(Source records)

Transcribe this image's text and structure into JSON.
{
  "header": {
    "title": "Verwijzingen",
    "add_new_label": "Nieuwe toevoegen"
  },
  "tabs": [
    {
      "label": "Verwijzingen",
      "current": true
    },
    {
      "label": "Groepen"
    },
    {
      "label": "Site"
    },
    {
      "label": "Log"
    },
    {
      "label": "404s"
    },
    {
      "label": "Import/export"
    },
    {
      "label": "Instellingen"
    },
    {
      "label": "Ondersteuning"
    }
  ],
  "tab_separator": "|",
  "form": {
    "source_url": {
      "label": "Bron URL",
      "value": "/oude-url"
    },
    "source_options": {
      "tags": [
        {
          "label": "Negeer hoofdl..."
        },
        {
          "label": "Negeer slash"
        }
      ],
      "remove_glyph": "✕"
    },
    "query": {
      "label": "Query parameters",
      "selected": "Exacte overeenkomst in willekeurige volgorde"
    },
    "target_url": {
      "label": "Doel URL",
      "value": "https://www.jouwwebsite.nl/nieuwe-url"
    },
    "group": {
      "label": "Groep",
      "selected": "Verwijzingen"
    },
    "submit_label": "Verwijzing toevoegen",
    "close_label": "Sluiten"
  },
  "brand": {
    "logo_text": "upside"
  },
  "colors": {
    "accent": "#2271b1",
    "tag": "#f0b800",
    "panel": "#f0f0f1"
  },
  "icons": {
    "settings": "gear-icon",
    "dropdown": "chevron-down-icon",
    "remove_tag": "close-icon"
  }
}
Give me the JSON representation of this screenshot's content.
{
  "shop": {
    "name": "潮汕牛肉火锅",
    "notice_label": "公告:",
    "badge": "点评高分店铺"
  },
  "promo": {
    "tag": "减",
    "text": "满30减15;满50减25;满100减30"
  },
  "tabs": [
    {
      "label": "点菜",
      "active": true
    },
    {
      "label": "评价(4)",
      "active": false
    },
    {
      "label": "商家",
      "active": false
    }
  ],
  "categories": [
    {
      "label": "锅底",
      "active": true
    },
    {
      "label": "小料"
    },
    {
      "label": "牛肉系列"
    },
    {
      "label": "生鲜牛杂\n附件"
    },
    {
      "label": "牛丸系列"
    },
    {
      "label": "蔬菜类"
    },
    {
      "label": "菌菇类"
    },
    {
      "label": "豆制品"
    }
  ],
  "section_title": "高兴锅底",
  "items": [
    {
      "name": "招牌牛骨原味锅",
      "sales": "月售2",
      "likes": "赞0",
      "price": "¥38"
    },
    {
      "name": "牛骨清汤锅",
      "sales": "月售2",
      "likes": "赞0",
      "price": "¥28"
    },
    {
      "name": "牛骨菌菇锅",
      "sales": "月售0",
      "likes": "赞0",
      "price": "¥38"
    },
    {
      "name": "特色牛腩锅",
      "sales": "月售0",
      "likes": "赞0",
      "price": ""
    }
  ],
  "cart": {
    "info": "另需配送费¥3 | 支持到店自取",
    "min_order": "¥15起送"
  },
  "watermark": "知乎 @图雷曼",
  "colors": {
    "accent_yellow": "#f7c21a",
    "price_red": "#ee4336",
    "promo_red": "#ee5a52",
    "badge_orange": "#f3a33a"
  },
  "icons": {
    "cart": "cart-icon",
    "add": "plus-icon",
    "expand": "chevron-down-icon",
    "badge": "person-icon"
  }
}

### REQUIREMENTS:
Your task is to give the records above again, exactly.

### PROBLEM SOLUTION:
Transcribe this image's text and structure into JSON.
{
  "header": {
    "title": "Verwijzingen",
    "add_new_label": "Nieuwe toevoegen"
  },
  "tabs": [
    {
      "label": "Verwijzingen",
      "current": true
    },
    {
      "label": "Groepen"
    },
    {
      "label": "Site"
    },
    {
      "label": "Log"
    },
    {
      "label": "404s"
    },
    {
      "label": "Import/export"
    },
    {
      "label": "Instellingen"
    },
    {
      "label": "Ondersteuning"
    }
  ],
  "tab_separator": "|",
  "form": {
    "source_url": {
      "label": "Bron URL",
      "value": "/oude-url"
    },
    "source_options": {
      "tags": [
        {
          "label": "Negeer hoofdl..."
        },
        {
          "label": "Negeer slash"
        }
      ],
      "remove_glyph": "✕"
    },
    "query": {
      "label": "Query parameters",
      "selected": "Exacte overeenkomst in willekeurige volgorde"
    },
    "target_url": {
      "label": "Doel URL",
      "value": "https://www.jouwwebsite.nl/nieuwe-url"
    },
    "group": {
      "label": "Groep",
      "selected": "Verwijzingen"
    },
    "submit_label": "Verwijzing toevoegen",
    "close_label": "Sluiten"
  },
  "brand": {
    "logo_text": "upside"
  },
  "colors": {
    "accent": "#2271b1",
    "tag": "#f0b800",
    "panel": "#f0f0f1"
  },
  "icons": {
    "settings": "gear-icon",
    "dropdown": "chevron-down-icon",
    "remove_tag": "close-icon"
  }
}
Give me the JSON representation of this screenshot's content.
{
  "shop": {
    "name": "潮汕牛肉火锅",
    "notice_label": "公告:",
    "badge": "点评高分店铺"
  },
  "promo": {
    "tag": "减",
    "text": "满30减15;满50减25;满100减30"
  },
  "tabs": [
    {
      "label": "点菜",
      "active": true
    },
    {
      "label": "评价(4)",
      "active": false
    },
    {
      "label": "商家",
      "active": false
    }
  ],
  "categories": [
    {
      "label": "锅底",
      "active": true
    },
    {
      "label": "小料"
    },
    {
      "label": "牛肉系列"
    },
    {
      "label": "生鲜牛杂\n附件"
    },
    {
      "label": "牛丸系列"
    },
    {
      "label": "蔬菜类"
    },
    {
      "label": "菌菇类"
    },
    {
      "label": "豆制品"
    }
  ],
  "section_title": "高兴锅底",
  "items": [
    {
      "name": "招牌牛骨原味锅",
      "sales": "月售2",
      "likes": "赞0",
      "price": "¥38"
    },
    {
      "name": "牛骨清汤锅",
      "sales": "月售2",
      "likes": "赞0",
      "price": "¥28"
    },
    {
      "name": "牛骨菌菇锅",
      "sales": "月售0",
      "likes": "赞0",
      "price": "¥38"
    },
    {
      "name": "特色牛腩锅",
      "sales": "月售0",
      "likes": "赞0",
      "price": ""
    }
  ],
  "cart": {
    "info": "另需配送费¥3 | 支持到店自取",
    "min_order": "¥15起送"
  },
  "watermark": "知乎 @图雷曼",
  "colors": {
    "accent_yellow": "#f7c21a",
    "price_red": "#ee4336",
    "promo_red": "#ee5a52",
    "badge_orange": "#f3a33a"
  },
  "icons": {
    "cart": "cart-icon",
    "add": "plus-icon",
    "expand": "chevron-down-icon",
    "badge": "person-icon"
  }
}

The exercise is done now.